* _Items_:
------------------------------

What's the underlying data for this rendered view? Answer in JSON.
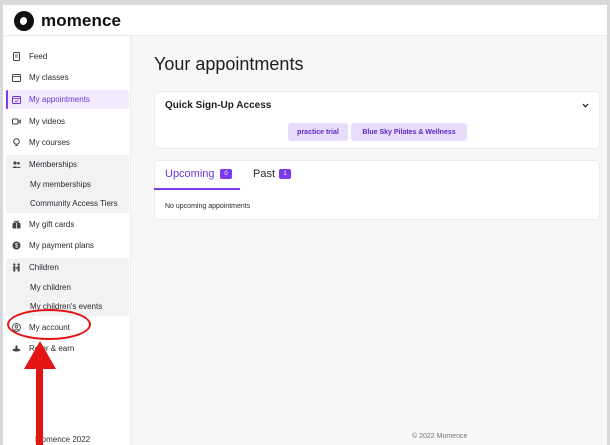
{
  "brand": {
    "name": "momence"
  },
  "sidebar": {
    "items": [
      {
        "label": "Feed",
        "icon": "document-icon"
      },
      {
        "label": "My classes",
        "icon": "calendar-icon"
      },
      {
        "label": "My appointments",
        "icon": "calendar-check-icon",
        "active": true
      },
      {
        "label": "My videos",
        "icon": "video-icon"
      },
      {
        "label": "My courses",
        "icon": "lightbulb-icon"
      },
      {
        "label": "Memberships",
        "icon": "users-icon"
      },
      {
        "label": "My gift cards",
        "icon": "gift-icon"
      },
      {
        "label": "My payment plans",
        "icon": "dollar-icon"
      },
      {
        "label": "Children",
        "icon": "family-icon"
      },
      {
        "label": "My account",
        "icon": "user-circle-icon"
      },
      {
        "label": "Refer & earn",
        "icon": "share-icon"
      }
    ],
    "memberships_sub": [
      "My memberships",
      "Community Access Tiers"
    ],
    "children_sub": [
      "My children",
      "My children's events"
    ],
    "footer": "Momence 2022"
  },
  "main": {
    "title": "Your appointments",
    "quick_signup": {
      "title": "Quick Sign-Up Access",
      "tags": [
        "practice trial",
        "Blue Sky Pilates & Wellness"
      ]
    },
    "tabs": [
      {
        "label": "Upcoming",
        "count": "0",
        "active": true
      },
      {
        "label": "Past",
        "count": "1",
        "active": false
      }
    ],
    "empty_message": "No upcoming appointments",
    "footer": "© 2022 Momence"
  },
  "colors": {
    "accent": "#7c3aed",
    "active_bg": "#f1ebfd",
    "tag_bg": "#e8dcfd",
    "annotation": "#e41414"
  }
}
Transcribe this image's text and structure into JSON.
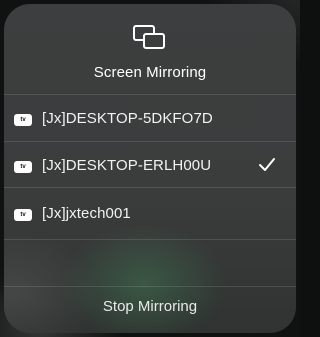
{
  "panel": {
    "title": "Screen Mirroring",
    "icon": "screen-mirroring-icon",
    "devices": [
      {
        "badge_icon": "apple-tv-icon",
        "label": "[Jx]DESKTOP-5DKFO7D",
        "selected": false
      },
      {
        "badge_icon": "apple-tv-icon",
        "label": "[Jx]DESKTOP-ERLH00U",
        "selected": true
      },
      {
        "badge_icon": "apple-tv-icon",
        "label": "[Jx]jxtech001",
        "selected": false
      }
    ],
    "stop_label": "Stop Mirroring"
  }
}
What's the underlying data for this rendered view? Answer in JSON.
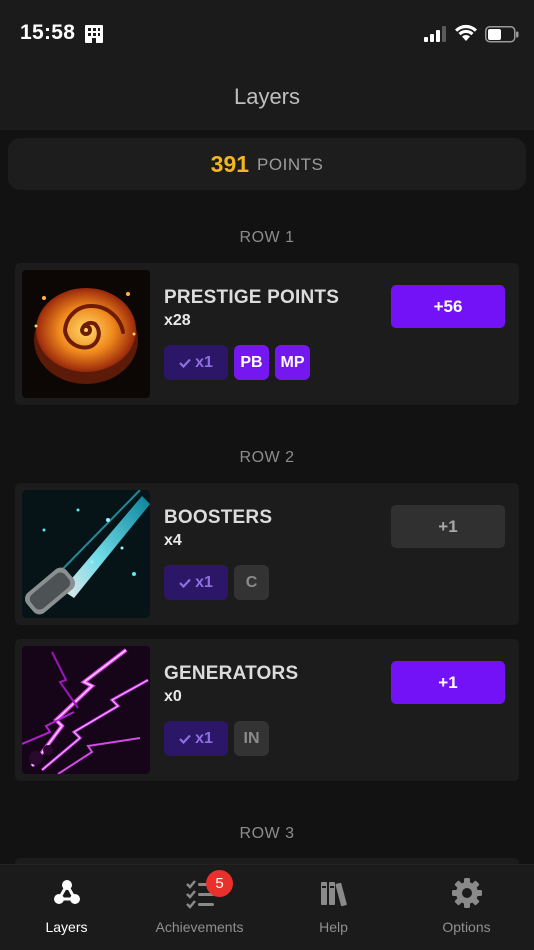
{
  "status": {
    "time": "15:58"
  },
  "header": {
    "title": "Layers"
  },
  "points": {
    "value": "391",
    "label": "POINTS"
  },
  "rows": [
    {
      "title": "ROW 1",
      "layers": [
        {
          "name": "PRESTIGE POINTS",
          "count": "x28",
          "multiplier": "x1",
          "tags": [
            {
              "label": "PB",
              "active": true
            },
            {
              "label": "MP",
              "active": true
            }
          ],
          "button": "+56",
          "button_enabled": true,
          "image_icon": "swirl-pie-icon"
        }
      ]
    },
    {
      "title": "ROW 2",
      "layers": [
        {
          "name": "BOOSTERS",
          "count": "x4",
          "multiplier": "x1",
          "tags": [
            {
              "label": "C",
              "active": false
            }
          ],
          "button": "+1",
          "button_enabled": false,
          "image_icon": "laser-beam-icon"
        },
        {
          "name": "GENERATORS",
          "count": "x0",
          "multiplier": "x1",
          "tags": [
            {
              "label": "IN",
              "active": false
            }
          ],
          "button": "+1",
          "button_enabled": true,
          "image_icon": "lightning-icon"
        }
      ]
    },
    {
      "title": "ROW 3",
      "layers": []
    }
  ],
  "tabs": [
    {
      "label": "Layers",
      "icon": "layers-icon",
      "active": true
    },
    {
      "label": "Achievements",
      "icon": "checklist-icon",
      "badge": "5"
    },
    {
      "label": "Help",
      "icon": "books-icon"
    },
    {
      "label": "Options",
      "icon": "gear-icon"
    }
  ],
  "colors": {
    "accent": "#7311f7",
    "points": "#f3b51f",
    "badge": "#e8312c",
    "background": "#121212"
  }
}
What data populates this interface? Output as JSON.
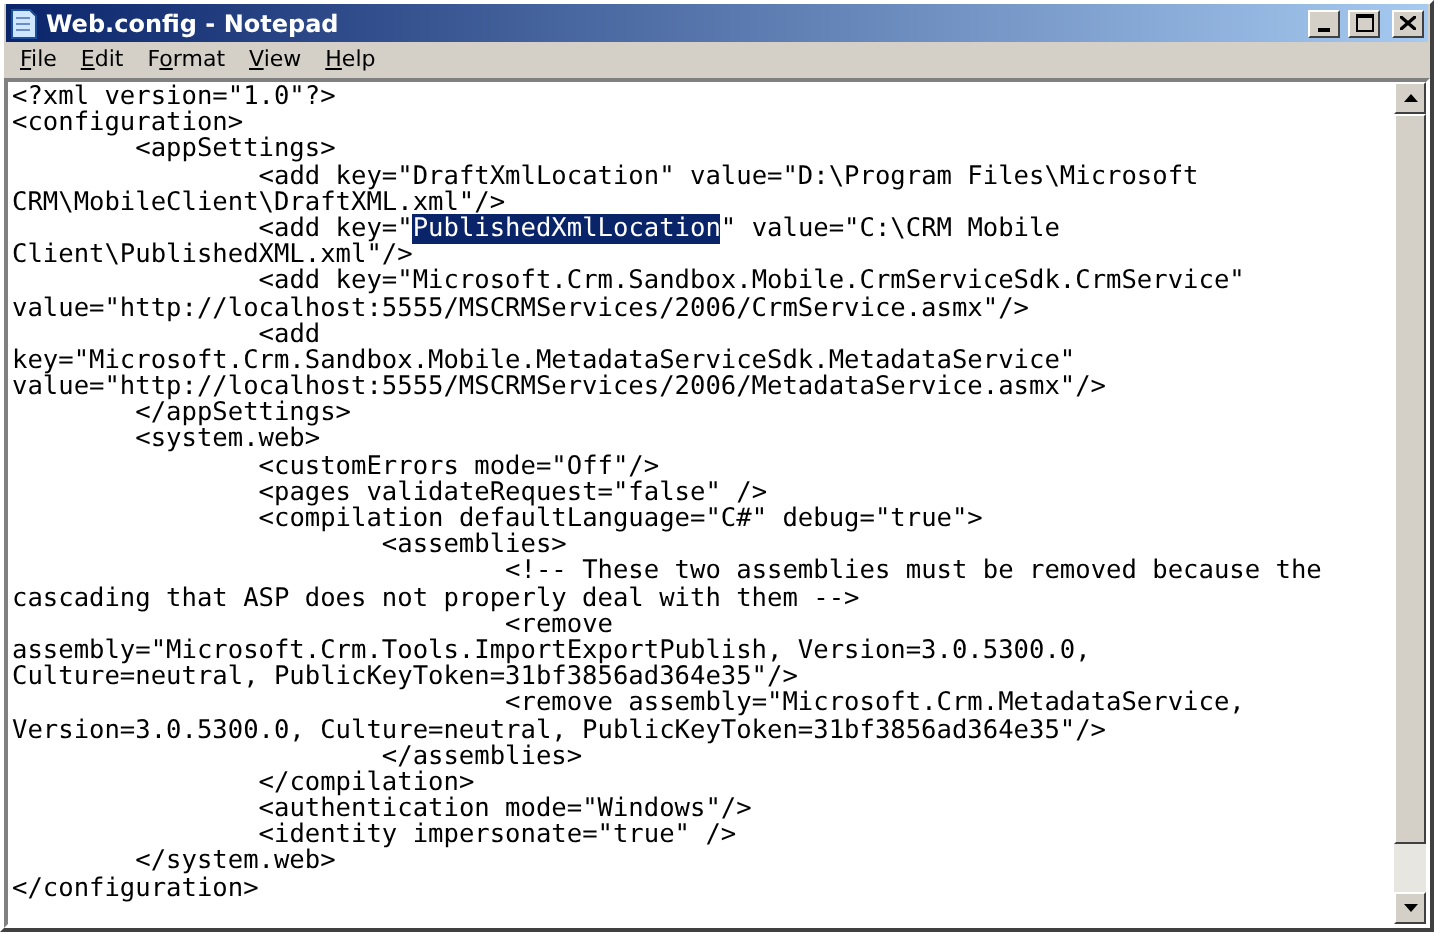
{
  "window": {
    "title": "Web.config - Notepad"
  },
  "menu": [
    {
      "accel": "F",
      "rest": "ile"
    },
    {
      "accel": "E",
      "rest": "dit"
    },
    {
      "pre": "F",
      "accel": "o",
      "rest": "rmat"
    },
    {
      "accel": "V",
      "rest": "iew"
    },
    {
      "accel": "H",
      "rest": "elp"
    }
  ],
  "editor": {
    "lines": [
      [
        {
          "text": "<?xml version=\"1.0\"?>",
          "selected": false
        }
      ],
      [
        {
          "text": "<configuration>",
          "selected": false
        }
      ],
      [
        {
          "text": "\t<appSettings>",
          "selected": false
        }
      ],
      [
        {
          "text": "\t\t<add key=\"DraftXmlLocation\" value=\"D:\\Program Files\\Microsoft",
          "selected": false
        }
      ],
      [
        {
          "text": "CRM\\MobileClient\\DraftXML.xml\"/>",
          "selected": false
        }
      ],
      [
        {
          "text": "\t\t<add key=\"",
          "selected": false
        },
        {
          "text": "PublishedXmlLocation",
          "selected": true
        },
        {
          "text": "\" value=\"C:\\CRM Mobile",
          "selected": false
        }
      ],
      [
        {
          "text": "Client\\PublishedXML.xml\"/>",
          "selected": false
        }
      ],
      [
        {
          "text": "\t\t<add key=\"Microsoft.Crm.Sandbox.Mobile.CrmServiceSdk.CrmService\"",
          "selected": false
        }
      ],
      [
        {
          "text": "value=\"http://localhost:5555/MSCRMServices/2006/CrmService.asmx\"/>",
          "selected": false
        }
      ],
      [
        {
          "text": "\t\t<add",
          "selected": false
        }
      ],
      [
        {
          "text": "key=\"Microsoft.Crm.Sandbox.Mobile.MetadataServiceSdk.MetadataService\"",
          "selected": false
        }
      ],
      [
        {
          "text": "value=\"http://localhost:5555/MSCRMServices/2006/MetadataService.asmx\"/>",
          "selected": false
        }
      ],
      [
        {
          "text": "\t</appSettings>",
          "selected": false
        }
      ],
      [
        {
          "text": "\t<system.web>",
          "selected": false
        }
      ],
      [
        {
          "text": "\t\t<customErrors mode=\"Off\"/>",
          "selected": false
        }
      ],
      [
        {
          "text": "\t\t<pages validateRequest=\"false\" />",
          "selected": false
        }
      ],
      [
        {
          "text": "\t\t<compilation defaultLanguage=\"C#\" debug=\"true\">",
          "selected": false
        }
      ],
      [
        {
          "text": "\t\t\t<assemblies>",
          "selected": false
        }
      ],
      [
        {
          "text": "\t\t\t\t<!-- These two assemblies must be removed because the",
          "selected": false
        }
      ],
      [
        {
          "text": "cascading that ASP does not properly deal with them -->",
          "selected": false
        }
      ],
      [
        {
          "text": "\t\t\t\t<remove",
          "selected": false
        }
      ],
      [
        {
          "text": "assembly=\"Microsoft.Crm.Tools.ImportExportPublish, Version=3.0.5300.0,",
          "selected": false
        }
      ],
      [
        {
          "text": "Culture=neutral, PublicKeyToken=31bf3856ad364e35\"/>",
          "selected": false
        }
      ],
      [
        {
          "text": "\t\t\t\t<remove assembly=\"Microsoft.Crm.MetadataService,",
          "selected": false
        }
      ],
      [
        {
          "text": "Version=3.0.5300.0, Culture=neutral, PublicKeyToken=31bf3856ad364e35\"/>",
          "selected": false
        }
      ],
      [
        {
          "text": "\t\t\t</assemblies>",
          "selected": false
        }
      ],
      [
        {
          "text": "\t\t</compilation>",
          "selected": false
        }
      ],
      [
        {
          "text": "\t\t<authentication mode=\"Windows\"/>",
          "selected": false
        }
      ],
      [
        {
          "text": "\t\t<identity impersonate=\"true\" />",
          "selected": false
        }
      ],
      [
        {
          "text": "\t</system.web>",
          "selected": false
        }
      ],
      [
        {
          "text": "</configuration>",
          "selected": false
        }
      ]
    ]
  }
}
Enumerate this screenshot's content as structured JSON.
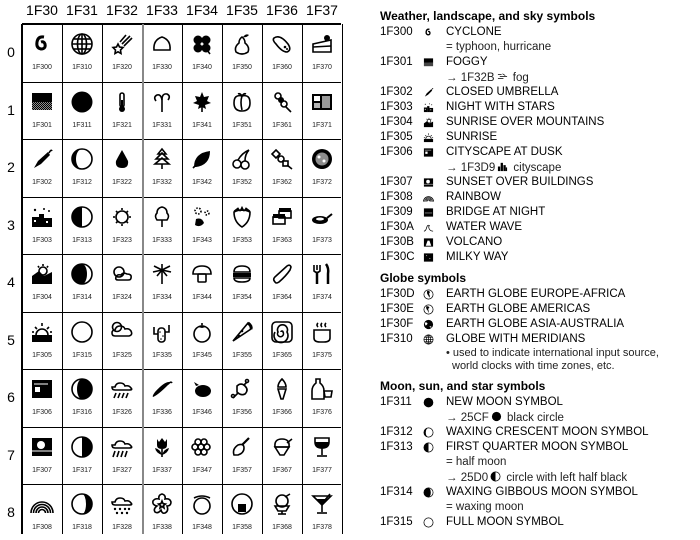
{
  "grid": {
    "column_headers": [
      "1F30",
      "1F31",
      "1F32",
      "1F33",
      "1F34",
      "1F35",
      "1F36",
      "1F37"
    ],
    "row_headers": [
      "0",
      "1",
      "2",
      "3",
      "4",
      "5",
      "6",
      "7",
      "8"
    ],
    "cells": [
      [
        "1F300",
        "1F310",
        "1F320",
        "1F330",
        "1F340",
        "1F350",
        "1F360",
        "1F370"
      ],
      [
        "1F301",
        "1F311",
        "1F321",
        "1F331",
        "1F341",
        "1F351",
        "1F361",
        "1F371"
      ],
      [
        "1F302",
        "1F312",
        "1F322",
        "1F332",
        "1F342",
        "1F352",
        "1F362",
        "1F372"
      ],
      [
        "1F303",
        "1F313",
        "1F323",
        "1F333",
        "1F343",
        "1F353",
        "1F363",
        "1F373"
      ],
      [
        "1F304",
        "1F314",
        "1F324",
        "1F334",
        "1F344",
        "1F354",
        "1F364",
        "1F374"
      ],
      [
        "1F305",
        "1F315",
        "1F325",
        "1F335",
        "1F345",
        "1F355",
        "1F365",
        "1F375"
      ],
      [
        "1F306",
        "1F316",
        "1F326",
        "1F336",
        "1F346",
        "1F356",
        "1F366",
        "1F376"
      ],
      [
        "1F307",
        "1F317",
        "1F327",
        "1F337",
        "1F347",
        "1F357",
        "1F367",
        "1F377"
      ],
      [
        "1F308",
        "1F318",
        "1F328",
        "1F338",
        "1F348",
        "1F358",
        "1F368",
        "1F378"
      ]
    ],
    "icons": [
      [
        "cyclone",
        "globe-meridians",
        "shooting-star",
        "chestnut",
        "four-leaf-clover",
        "pear",
        "roasted-sweet-potato",
        "shortcake"
      ],
      [
        "foggy",
        "new-moon",
        "thermometer",
        "seedling-sprout",
        "maple-leaf",
        "peach",
        "dango",
        "bento-box"
      ],
      [
        "closed-umbrella",
        "waxing-crescent-moon",
        "droplet",
        "evergreen-tree",
        "fallen-leaf",
        "cherries",
        "oden",
        "ramen-bowl"
      ],
      [
        "night-with-stars",
        "first-quarter-moon",
        "sun",
        "deciduous-tree",
        "leaf-fluttering",
        "strawberry",
        "sushi",
        "cooking-pan"
      ],
      [
        "sunrise-mountains",
        "waxing-gibbous-moon",
        "sun-behind-cloud",
        "palm-tree",
        "mushroom",
        "hamburger",
        "eggplant-cucumber",
        "fork-and-knife"
      ],
      [
        "sunrise",
        "full-moon",
        "cloud-with-sun",
        "cactus",
        "tomato",
        "pizza",
        "fish-cake",
        "hot-beverage"
      ],
      [
        "cityscape-dusk",
        "waning-gibbous-moon",
        "cloud-with-rain",
        "hot-pepper",
        "eggplant",
        "meat-on-bone",
        "soft-ice-cream",
        "sake"
      ],
      [
        "sunset-buildings",
        "last-quarter-moon",
        "cloud-rain-heavy",
        "tulip",
        "grapes",
        "poultry-leg",
        "shaved-ice",
        "wine-glass"
      ],
      [
        "rainbow",
        "waning-crescent-moon",
        "cloud-with-snow",
        "blossom",
        "melon",
        "rice-ball",
        "ice-cream",
        "cocktail-glass"
      ]
    ]
  },
  "panel": {
    "sections": [
      {
        "title": "Weather, landscape, and sky symbols",
        "entries": [
          {
            "code": "1F300",
            "icon": "cyclone",
            "name": "CYCLONE",
            "notes": [
              "= typhoon, hurricane"
            ]
          },
          {
            "code": "1F301",
            "icon": "foggy",
            "name": "FOGGY",
            "xref": {
              "arrow": "→",
              "code": "1F32B",
              "icon": "fog",
              "text": "fog"
            }
          },
          {
            "code": "1F302",
            "icon": "closed-umbrella",
            "name": "CLOSED UMBRELLA"
          },
          {
            "code": "1F303",
            "icon": "night-with-stars",
            "name": "NIGHT WITH STARS"
          },
          {
            "code": "1F304",
            "icon": "sunrise-mountains",
            "name": "SUNRISE OVER MOUNTAINS"
          },
          {
            "code": "1F305",
            "icon": "sunrise",
            "name": "SUNRISE"
          },
          {
            "code": "1F306",
            "icon": "cityscape-dusk",
            "name": "CITYSCAPE AT DUSK",
            "xref": {
              "arrow": "→",
              "code": "1F3D9",
              "icon": "cityscape",
              "text": "cityscape"
            }
          },
          {
            "code": "1F307",
            "icon": "sunset-buildings",
            "name": "SUNSET OVER BUILDINGS"
          },
          {
            "code": "1F308",
            "icon": "rainbow",
            "name": "RAINBOW"
          },
          {
            "code": "1F309",
            "icon": "bridge-at-night",
            "name": "BRIDGE AT NIGHT"
          },
          {
            "code": "1F30A",
            "icon": "water-wave",
            "name": "WATER WAVE"
          },
          {
            "code": "1F30B",
            "icon": "volcano",
            "name": "VOLCANO"
          },
          {
            "code": "1F30C",
            "icon": "milky-way",
            "name": "MILKY WAY"
          }
        ]
      },
      {
        "title": "Globe symbols",
        "entries": [
          {
            "code": "1F30D",
            "icon": "globe-europe-africa",
            "name": "EARTH GLOBE EUROPE-AFRICA"
          },
          {
            "code": "1F30E",
            "icon": "globe-americas",
            "name": "EARTH GLOBE AMERICAS"
          },
          {
            "code": "1F30F",
            "icon": "globe-asia-australia",
            "name": "EARTH GLOBE ASIA-AUSTRALIA"
          },
          {
            "code": "1F310",
            "icon": "globe-meridians",
            "name": "GLOBE WITH MERIDIANS",
            "bullets": [
              "• used to indicate international input source,",
              "world clocks with time zones, etc."
            ]
          }
        ]
      },
      {
        "title": "Moon, sun, and star symbols",
        "entries": [
          {
            "code": "1F311",
            "icon": "new-moon",
            "name": "NEW MOON SYMBOL",
            "xref": {
              "arrow": "→",
              "code": "25CF",
              "icon": "black-circle",
              "text": "black circle"
            }
          },
          {
            "code": "1F312",
            "icon": "waxing-crescent-moon",
            "name": "WAXING CRESCENT MOON SYMBOL"
          },
          {
            "code": "1F313",
            "icon": "first-quarter-moon",
            "name": "FIRST QUARTER MOON SYMBOL",
            "notes": [
              "= half moon"
            ],
            "xref": {
              "arrow": "→",
              "code": "25D0",
              "icon": "circle-left-half-black",
              "text": "circle with left half black"
            }
          },
          {
            "code": "1F314",
            "icon": "waxing-gibbous-moon",
            "name": "WAXING GIBBOUS MOON SYMBOL",
            "notes": [
              "= waxing moon"
            ]
          },
          {
            "code": "1F315",
            "icon": "full-moon",
            "name": "FULL MOON SYMBOL"
          }
        ]
      }
    ]
  }
}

------------------------------

* _Task_: Tally the lines of the preceding listing in which the word "appointments" appears; state nothing but the total.

* _Answer for the task_: 3